Stored data entries

---+---

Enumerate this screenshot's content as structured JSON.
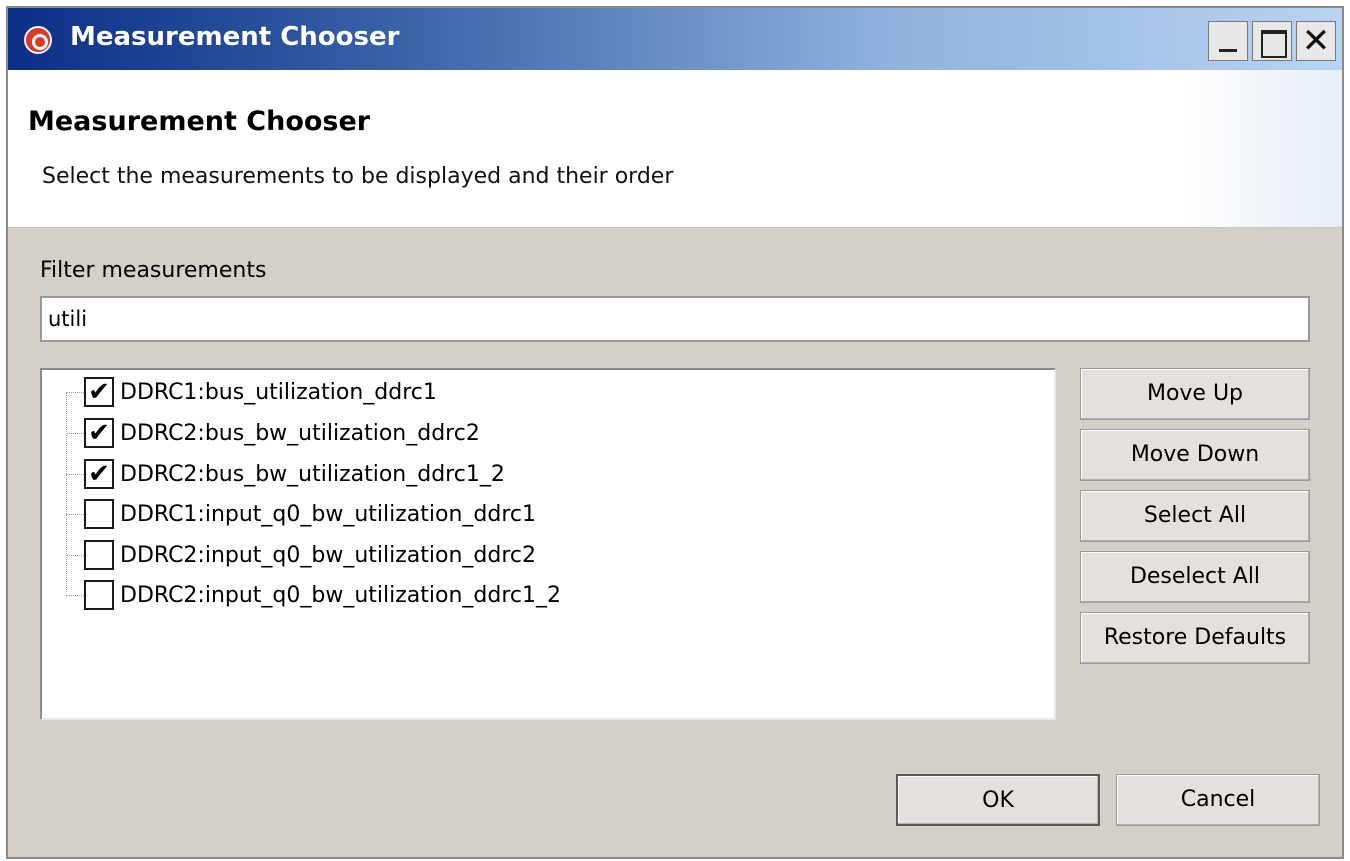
{
  "window": {
    "title": "Measurement Chooser",
    "controls": {
      "minimize": "_",
      "maximize": "□",
      "close": "✕"
    }
  },
  "banner": {
    "title": "Measurement Chooser",
    "subtitle": "Select the measurements to be displayed and their order"
  },
  "filter": {
    "label": "Filter measurements",
    "value": "utili"
  },
  "measurements": [
    {
      "label": "DDRC1:bus_utilization_ddrc1",
      "checked": true
    },
    {
      "label": "DDRC2:bus_bw_utilization_ddrc2",
      "checked": true
    },
    {
      "label": "DDRC2:bus_bw_utilization_ddrc1_2",
      "checked": true
    },
    {
      "label": "DDRC1:input_q0_bw_utilization_ddrc1",
      "checked": false
    },
    {
      "label": "DDRC2:input_q0_bw_utilization_ddrc2",
      "checked": false
    },
    {
      "label": "DDRC2:input_q0_bw_utilization_ddrc1_2",
      "checked": false
    }
  ],
  "side_buttons": {
    "move_up": "Move Up",
    "move_down": "Move Down",
    "select_all": "Select All",
    "deselect_all": "Deselect All",
    "restore_defaults": "Restore Defaults"
  },
  "footer": {
    "ok": "OK",
    "cancel": "Cancel"
  },
  "colors": {
    "titlebar_start": "#0b2e86",
    "titlebar_end": "#b9d4f2",
    "dialog_background": "#d4d0c8"
  },
  "icons": {
    "app": "app-logo-icon",
    "checked": "check-mark-icon"
  }
}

---+---

- _YOUR OBJECTIVE_
Copy every entry exactly as written. Pictures are excluded.

- _CORRECT OUTPUT_
Enumerate this screenshot's content as structured JSON.
{
  "window": {
    "title": "Measurement Chooser",
    "controls": {
      "minimize": "_",
      "maximize": "□",
      "close": "✕"
    }
  },
  "banner": {
    "title": "Measurement Chooser",
    "subtitle": "Select the measurements to be displayed and their order"
  },
  "filter": {
    "label": "Filter measurements",
    "value": "utili"
  },
  "measurements": [
    {
      "label": "DDRC1:bus_utilization_ddrc1",
      "checked": true
    },
    {
      "label": "DDRC2:bus_bw_utilization_ddrc2",
      "checked": true
    },
    {
      "label": "DDRC2:bus_bw_utilization_ddrc1_2",
      "checked": true
    },
    {
      "label": "DDRC1:input_q0_bw_utilization_ddrc1",
      "checked": false
    },
    {
      "label": "DDRC2:input_q0_bw_utilization_ddrc2",
      "checked": false
    },
    {
      "label": "DDRC2:input_q0_bw_utilization_ddrc1_2",
      "checked": false
    }
  ],
  "side_buttons": {
    "move_up": "Move Up",
    "move_down": "Move Down",
    "select_all": "Select All",
    "deselect_all": "Deselect All",
    "restore_defaults": "Restore Defaults"
  },
  "footer": {
    "ok": "OK",
    "cancel": "Cancel"
  },
  "colors": {
    "titlebar_start": "#0b2e86",
    "titlebar_end": "#b9d4f2",
    "dialog_background": "#d4d0c8"
  },
  "icons": {
    "app": "app-logo-icon",
    "checked": "check-mark-icon"
  }
}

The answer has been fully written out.